PROBLEM STATEMENT:
Collect every line that includes the string "Number".

DATA PROVIDED:
[Start]

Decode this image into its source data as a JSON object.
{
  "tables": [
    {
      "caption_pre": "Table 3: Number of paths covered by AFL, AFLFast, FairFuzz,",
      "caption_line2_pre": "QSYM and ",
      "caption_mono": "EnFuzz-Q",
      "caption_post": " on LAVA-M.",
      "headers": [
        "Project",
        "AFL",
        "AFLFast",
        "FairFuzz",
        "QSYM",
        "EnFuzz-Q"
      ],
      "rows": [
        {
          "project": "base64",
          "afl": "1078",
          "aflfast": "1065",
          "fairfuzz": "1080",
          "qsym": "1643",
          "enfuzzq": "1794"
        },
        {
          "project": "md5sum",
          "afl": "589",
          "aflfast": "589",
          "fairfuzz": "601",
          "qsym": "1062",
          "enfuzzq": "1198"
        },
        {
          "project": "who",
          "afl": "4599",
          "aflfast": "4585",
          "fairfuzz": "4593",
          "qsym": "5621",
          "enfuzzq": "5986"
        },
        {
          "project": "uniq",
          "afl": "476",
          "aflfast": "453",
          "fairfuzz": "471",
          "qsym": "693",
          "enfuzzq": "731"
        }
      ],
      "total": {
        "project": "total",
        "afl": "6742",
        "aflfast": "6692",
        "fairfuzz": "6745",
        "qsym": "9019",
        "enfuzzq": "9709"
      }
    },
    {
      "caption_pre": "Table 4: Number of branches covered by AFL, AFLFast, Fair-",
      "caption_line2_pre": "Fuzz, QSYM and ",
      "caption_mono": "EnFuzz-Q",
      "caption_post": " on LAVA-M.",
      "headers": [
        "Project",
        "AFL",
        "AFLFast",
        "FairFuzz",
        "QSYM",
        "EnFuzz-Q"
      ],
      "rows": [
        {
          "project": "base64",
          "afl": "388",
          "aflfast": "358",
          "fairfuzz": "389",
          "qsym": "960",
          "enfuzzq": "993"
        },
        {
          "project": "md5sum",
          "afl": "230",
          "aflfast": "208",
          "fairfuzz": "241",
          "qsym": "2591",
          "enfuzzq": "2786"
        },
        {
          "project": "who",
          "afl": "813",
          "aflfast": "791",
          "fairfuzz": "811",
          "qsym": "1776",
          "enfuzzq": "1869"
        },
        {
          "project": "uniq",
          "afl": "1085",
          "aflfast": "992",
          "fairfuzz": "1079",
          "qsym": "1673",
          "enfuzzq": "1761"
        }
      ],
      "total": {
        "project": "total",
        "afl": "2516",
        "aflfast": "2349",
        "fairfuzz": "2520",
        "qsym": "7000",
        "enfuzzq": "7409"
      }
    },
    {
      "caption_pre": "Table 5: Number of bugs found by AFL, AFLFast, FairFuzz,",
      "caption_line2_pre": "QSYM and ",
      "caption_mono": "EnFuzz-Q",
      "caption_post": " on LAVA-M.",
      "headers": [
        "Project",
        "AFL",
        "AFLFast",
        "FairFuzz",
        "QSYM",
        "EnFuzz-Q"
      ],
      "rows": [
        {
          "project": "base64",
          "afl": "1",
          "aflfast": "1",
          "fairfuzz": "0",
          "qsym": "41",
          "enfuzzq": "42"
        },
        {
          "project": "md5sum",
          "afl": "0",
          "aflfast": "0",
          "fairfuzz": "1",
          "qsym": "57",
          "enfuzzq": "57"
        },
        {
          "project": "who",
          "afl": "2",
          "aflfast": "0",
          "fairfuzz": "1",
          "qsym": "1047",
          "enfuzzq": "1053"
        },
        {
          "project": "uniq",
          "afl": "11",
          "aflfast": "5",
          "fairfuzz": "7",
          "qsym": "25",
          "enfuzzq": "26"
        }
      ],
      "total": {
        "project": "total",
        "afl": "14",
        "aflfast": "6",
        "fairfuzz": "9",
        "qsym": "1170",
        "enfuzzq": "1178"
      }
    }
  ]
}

[End]

TASK RESULT:
      "caption_pre": "Table 3: Number of paths covered by AFL, AFLFast, FairFuzz,",
      "caption_pre": "Table 4: Number of branches covered by AFL, AFLFast, Fair-",
      "caption_pre": "Table 5: Number of bugs found by AFL, AFLFast, FairFuzz,",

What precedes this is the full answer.